Select the lines that hold the word "identification" and copy each one.

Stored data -
[START]
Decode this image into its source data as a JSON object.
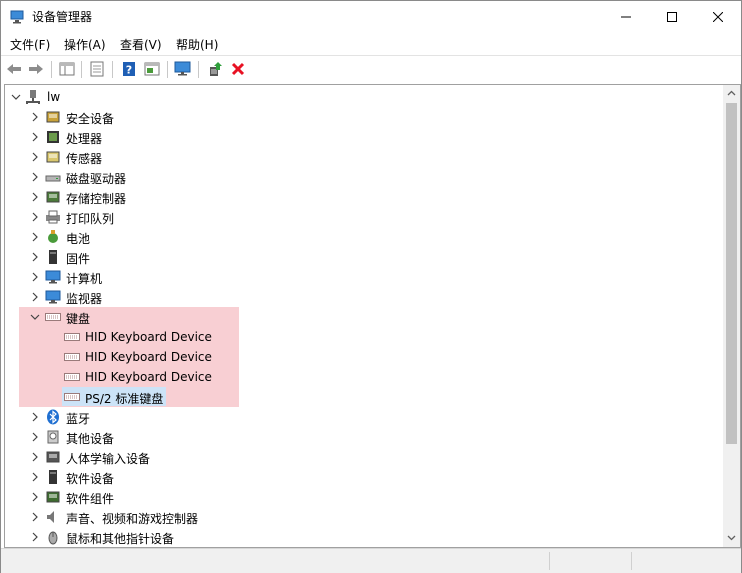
{
  "window": {
    "title": "设备管理器"
  },
  "menu": [
    "文件(F)",
    "操作(A)",
    "查看(V)",
    "帮助(H)"
  ],
  "tree": {
    "root": "lw",
    "items": [
      {
        "label": "安全设备",
        "icon": "security-device-icon"
      },
      {
        "label": "处理器",
        "icon": "processor-icon"
      },
      {
        "label": "传感器",
        "icon": "sensor-icon"
      },
      {
        "label": "磁盘驱动器",
        "icon": "disk-drive-icon"
      },
      {
        "label": "存储控制器",
        "icon": "storage-controller-icon"
      },
      {
        "label": "打印队列",
        "icon": "printer-icon"
      },
      {
        "label": "电池",
        "icon": "battery-icon"
      },
      {
        "label": "固件",
        "icon": "firmware-icon"
      },
      {
        "label": "计算机",
        "icon": "computer-icon"
      },
      {
        "label": "监视器",
        "icon": "monitor-icon"
      },
      {
        "label": "键盘",
        "icon": "keyboard-icon",
        "expanded": true
      },
      {
        "label": "蓝牙",
        "icon": "bluetooth-icon"
      },
      {
        "label": "其他设备",
        "icon": "other-devices-icon"
      },
      {
        "label": "人体学输入设备",
        "icon": "hid-icon"
      },
      {
        "label": "软件设备",
        "icon": "software-device-icon"
      },
      {
        "label": "软件组件",
        "icon": "software-component-icon"
      },
      {
        "label": "声音、视频和游戏控制器",
        "icon": "audio-icon"
      },
      {
        "label": "鼠标和其他指针设备",
        "icon": "mouse-icon"
      }
    ],
    "keyboard_children": [
      "HID Keyboard Device",
      "HID Keyboard Device",
      "HID Keyboard Device",
      "PS/2 标准键盘"
    ]
  },
  "colors": {
    "highlight": "#f8cfd3",
    "selection": "#cce3f7",
    "remove": "#e81123"
  }
}
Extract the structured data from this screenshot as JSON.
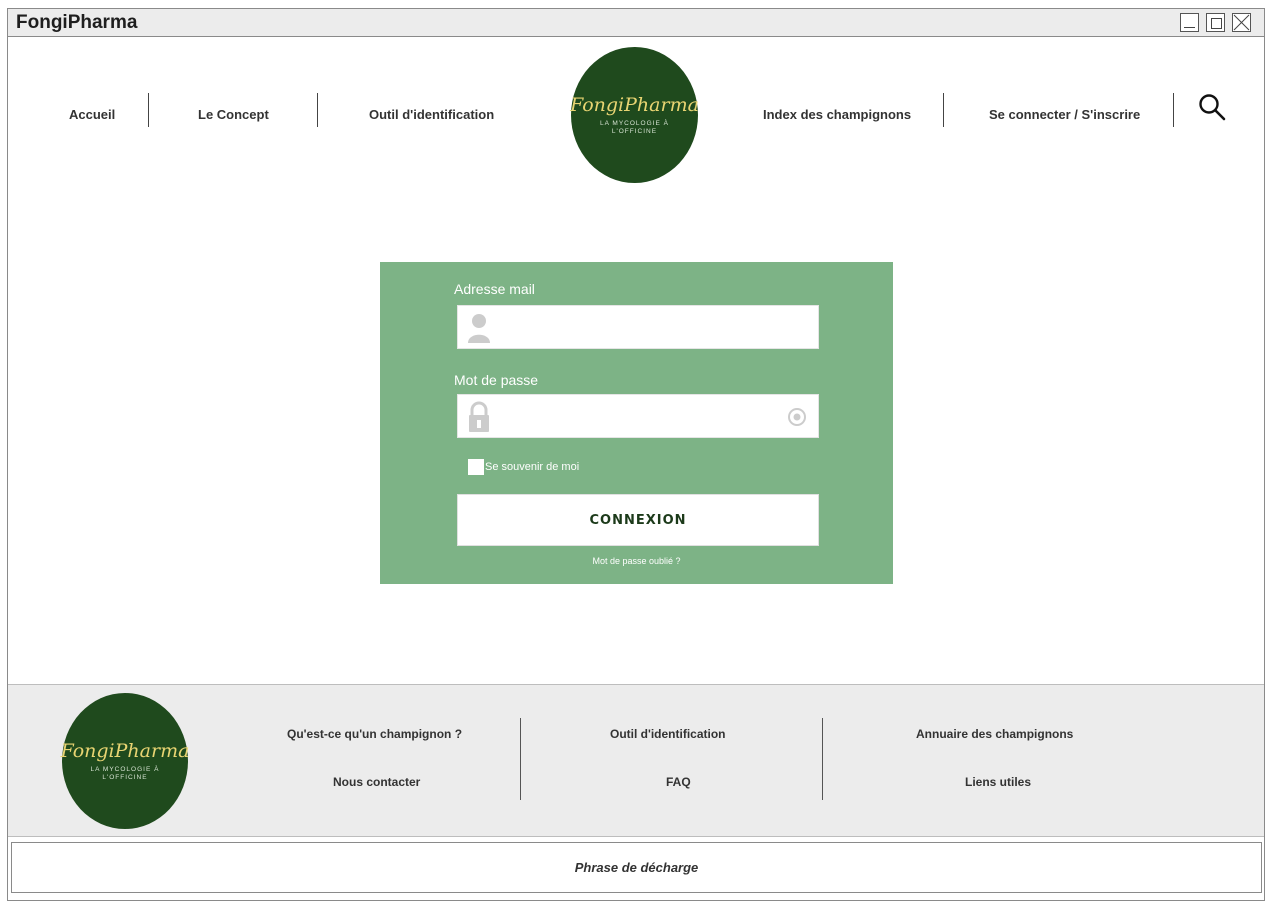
{
  "window": {
    "title": "FongiPharma"
  },
  "nav": {
    "accueil": "Accueil",
    "concept": "Le Concept",
    "outil": "Outil d'identification",
    "index": "Index des champignons",
    "connect": "Se connecter / S'inscrire"
  },
  "logo": {
    "name": "FongiPharma",
    "tagline_line1": "LA MYCOLOGIE À",
    "tagline_line2": "L'OFFICINE"
  },
  "login": {
    "email_label": "Adresse mail",
    "email_value": "",
    "password_label": "Mot de passe",
    "password_value": "",
    "remember_label": "Se souvenir de moi",
    "remember_checked": false,
    "submit_label": "CONNEXION",
    "forgot_label": "Mot de passe oublié ?"
  },
  "footer": {
    "col1": [
      "Qu'est-ce qu'un champignon ?",
      "Nous contacter"
    ],
    "col2": [
      "Outil d'identification",
      "FAQ"
    ],
    "col3": [
      "Annuaire des champignons",
      "Liens utiles"
    ],
    "disclaimer": "Phrase de décharge"
  },
  "colors": {
    "brand_green": "#1f4a1d",
    "panel_green": "#7db386",
    "logo_gold": "#e8d472"
  }
}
[END]
Task output -
    "outil": "Outil d'identification",
      "Outil d'identification",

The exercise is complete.